- _What is needed_
Restate the entire listing word for word.
## BEGIN Entries supplied
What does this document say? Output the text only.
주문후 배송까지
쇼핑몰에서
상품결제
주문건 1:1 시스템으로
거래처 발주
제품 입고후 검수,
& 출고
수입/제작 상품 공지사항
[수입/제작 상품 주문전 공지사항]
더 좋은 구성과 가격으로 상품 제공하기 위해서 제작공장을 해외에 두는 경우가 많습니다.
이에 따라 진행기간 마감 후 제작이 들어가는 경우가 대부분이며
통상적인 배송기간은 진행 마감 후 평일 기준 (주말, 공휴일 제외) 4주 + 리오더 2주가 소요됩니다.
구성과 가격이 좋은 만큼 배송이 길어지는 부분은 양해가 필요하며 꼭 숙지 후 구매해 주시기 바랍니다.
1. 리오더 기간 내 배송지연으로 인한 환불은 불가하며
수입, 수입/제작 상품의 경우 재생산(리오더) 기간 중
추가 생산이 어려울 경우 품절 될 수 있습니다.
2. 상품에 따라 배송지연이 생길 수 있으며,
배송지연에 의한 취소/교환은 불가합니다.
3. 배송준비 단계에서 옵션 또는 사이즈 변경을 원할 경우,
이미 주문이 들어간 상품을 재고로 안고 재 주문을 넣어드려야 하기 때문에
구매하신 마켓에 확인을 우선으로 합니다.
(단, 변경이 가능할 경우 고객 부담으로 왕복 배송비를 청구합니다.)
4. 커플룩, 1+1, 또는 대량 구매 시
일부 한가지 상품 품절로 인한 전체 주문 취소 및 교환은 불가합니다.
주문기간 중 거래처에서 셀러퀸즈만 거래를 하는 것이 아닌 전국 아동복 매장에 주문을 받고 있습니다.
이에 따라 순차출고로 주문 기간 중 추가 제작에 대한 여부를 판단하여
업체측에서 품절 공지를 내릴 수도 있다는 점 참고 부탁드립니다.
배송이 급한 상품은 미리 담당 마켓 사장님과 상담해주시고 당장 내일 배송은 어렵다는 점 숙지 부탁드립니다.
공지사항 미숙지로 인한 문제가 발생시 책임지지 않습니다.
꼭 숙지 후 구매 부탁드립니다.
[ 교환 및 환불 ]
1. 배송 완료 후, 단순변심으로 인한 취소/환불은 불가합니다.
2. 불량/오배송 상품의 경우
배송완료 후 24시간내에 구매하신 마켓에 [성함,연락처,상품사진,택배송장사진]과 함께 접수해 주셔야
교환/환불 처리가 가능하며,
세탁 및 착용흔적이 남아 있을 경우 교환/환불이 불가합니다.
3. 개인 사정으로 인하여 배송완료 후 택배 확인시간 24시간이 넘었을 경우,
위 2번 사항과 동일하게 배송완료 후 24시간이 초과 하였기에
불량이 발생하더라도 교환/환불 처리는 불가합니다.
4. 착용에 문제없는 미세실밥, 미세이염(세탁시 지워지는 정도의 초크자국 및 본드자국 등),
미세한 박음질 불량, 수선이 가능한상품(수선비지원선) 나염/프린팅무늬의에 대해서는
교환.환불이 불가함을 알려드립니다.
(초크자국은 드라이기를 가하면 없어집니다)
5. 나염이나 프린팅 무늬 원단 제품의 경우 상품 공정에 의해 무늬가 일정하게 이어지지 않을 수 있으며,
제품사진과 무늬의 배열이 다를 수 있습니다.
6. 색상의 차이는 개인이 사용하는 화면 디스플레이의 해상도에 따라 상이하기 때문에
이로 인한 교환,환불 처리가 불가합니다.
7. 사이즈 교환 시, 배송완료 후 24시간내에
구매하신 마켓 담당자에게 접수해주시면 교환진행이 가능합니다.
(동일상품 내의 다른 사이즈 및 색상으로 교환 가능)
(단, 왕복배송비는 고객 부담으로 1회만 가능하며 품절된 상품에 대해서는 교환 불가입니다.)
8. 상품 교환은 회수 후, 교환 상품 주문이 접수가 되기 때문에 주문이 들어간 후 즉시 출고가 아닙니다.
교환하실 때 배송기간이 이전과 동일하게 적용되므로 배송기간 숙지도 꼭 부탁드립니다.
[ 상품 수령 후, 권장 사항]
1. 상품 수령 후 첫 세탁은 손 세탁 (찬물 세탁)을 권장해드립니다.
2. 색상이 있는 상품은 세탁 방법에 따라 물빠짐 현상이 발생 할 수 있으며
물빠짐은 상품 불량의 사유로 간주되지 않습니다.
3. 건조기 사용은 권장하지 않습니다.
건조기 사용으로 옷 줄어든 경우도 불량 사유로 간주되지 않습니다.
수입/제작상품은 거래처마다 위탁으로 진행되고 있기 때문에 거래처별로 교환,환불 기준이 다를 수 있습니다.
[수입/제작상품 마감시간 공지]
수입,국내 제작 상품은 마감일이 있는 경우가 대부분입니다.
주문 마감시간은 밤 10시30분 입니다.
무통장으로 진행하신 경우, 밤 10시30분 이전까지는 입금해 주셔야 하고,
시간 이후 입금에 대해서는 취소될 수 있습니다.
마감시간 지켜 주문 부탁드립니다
## END Entries supplied
- _Correct result_
What does this document say? Output the text only.
주문후 배송까지
쇼핑몰에서
상품결제
주문건 1:1 시스템으로
거래처 발주
제품 입고후 검수,
& 출고
수입/제작 상품 공지사항
[수입/제작 상품 주문전 공지사항]
더 좋은 구성과 가격으로 상품 제공하기 위해서 제작공장을 해외에 두는 경우가 많습니다.
이에 따라 진행기간 마감 후 제작이 들어가는 경우가 대부분이며
통상적인 배송기간은 진행 마감 후 평일 기준 (주말, 공휴일 제외) 4주 + 리오더 2주가 소요됩니다.
구성과 가격이 좋은 만큼 배송이 길어지는 부분은 양해가 필요하며 꼭 숙지 후 구매해 주시기 바랍니다.
1. 리오더 기간 내 배송지연으로 인한 환불은 불가하며
수입, 수입/제작 상품의 경우 재생산(리오더) 기간 중
추가 생산이 어려울 경우 품절 될 수 있습니다.
2. 상품에 따라 배송지연이 생길 수 있으며,
배송지연에 의한 취소/교환은 불가합니다.
3. 배송준비 단계에서 옵션 또는 사이즈 변경을 원할 경우,
이미 주문이 들어간 상품을 재고로 안고 재 주문을 넣어드려야 하기 때문에
구매하신 마켓에 확인을 우선으로 합니다.
(단, 변경이 가능할 경우 고객 부담으로 왕복 배송비를 청구합니다.)
4. 커플룩, 1+1, 또는 대량 구매 시
일부 한가지 상품 품절로 인한 전체 주문 취소 및 교환은 불가합니다.
주문기간 중 거래처에서 셀러퀸즈만 거래를 하는 것이 아닌 전국 아동복 매장에 주문을 받고 있습니다.
이에 따라 순차출고로 주문 기간 중 추가 제작에 대한 여부를 판단하여
업체측에서 품절 공지를 내릴 수도 있다는 점 참고 부탁드립니다.
배송이 급한 상품은 미리 담당 마켓 사장님과 상담해주시고 당장 내일 배송은 어렵다는 점 숙지 부탁드립니다.
공지사항 미숙지로 인한 문제가 발생시 책임지지 않습니다.
꼭 숙지 후 구매 부탁드립니다.
[ 교환 및 환불 ]
1. 배송 완료 후, 단순변심으로 인한 취소/환불은 불가합니다.
2. 불량/오배송 상품의 경우
배송완료 후 24시간내에 구매하신 마켓에 [성함,연락처,상품사진,택배송장사진]과 함께 접수해 주셔야
교환/환불 처리가 가능하며,
세탁 및 착용흔적이 남아 있을 경우 교환/환불이 불가합니다.
3. 개인 사정으로 인하여 배송완료 후 택배 확인시간 24시간이 넘었을 경우,
위 2번 사항과 동일하게 배송완료 후 24시간이 초과 하였기에
불량이 발생하더라도 교환/환불 처리는 불가합니다.
4. 착용에 문제없는 미세실밥, 미세이염(세탁시 지워지는 정도의 초크자국 및 본드자국 등),
미세한 박음질 불량, 수선이 가능한상품(수선비지원선) 나염/프린팅무늬의에 대해서는
교환.환불이 불가함을 알려드립니다.
(초크자국은 드라이기를 가하면 없어집니다)
5. 나염이나 프린팅 무늬 원단 제품의 경우 상품 공정에 의해 무늬가 일정하게 이어지지 않을 수 있으며,
제품사진과 무늬의 배열이 다를 수 있습니다.
6. 색상의 차이는 개인이 사용하는 화면 디스플레이의 해상도에 따라 상이하기 때문에
이로 인한 교환,환불 처리가 불가합니다.
7. 사이즈 교환 시, 배송완료 후 24시간내에
구매하신 마켓 담당자에게 접수해주시면 교환진행이 가능합니다.
(동일상품 내의 다른 사이즈 및 색상으로 교환 가능)
(단, 왕복배송비는 고객 부담으로 1회만 가능하며 품절된 상품에 대해서는 교환 불가입니다.)
8. 상품 교환은 회수 후, 교환 상품 주문이 접수가 되기 때문에 주문이 들어간 후 즉시 출고가 아닙니다.
교환하실 때 배송기간이 이전과 동일하게 적용되므로 배송기간 숙지도 꼭 부탁드립니다.
[ 상품 수령 후, 권장 사항]
1. 상품 수령 후 첫 세탁은 손 세탁 (찬물 세탁)을 권장해드립니다.
2. 색상이 있는 상품은 세탁 방법에 따라 물빠짐 현상이 발생 할 수 있으며
물빠짐은 상품 불량의 사유로 간주되지 않습니다.
3. 건조기 사용은 권장하지 않습니다.
건조기 사용으로 옷 줄어든 경우도 불량 사유로 간주되지 않습니다.
수입/제작상품은 거래처마다 위탁으로 진행되고 있기 때문에 거래처별로 교환,환불 기준이 다를 수 있습니다.
[수입/제작상품 마감시간 공지]
수입,국내 제작 상품은 마감일이 있는 경우가 대부분입니다.
주문 마감시간은 밤 10시30분 입니다.
무통장으로 진행하신 경우, 밤 10시30분 이전까지는 입금해 주셔야 하고,
시간 이후 입금에 대해서는 취소될 수 있습니다.
마감시간 지켜 주문 부탁드립니다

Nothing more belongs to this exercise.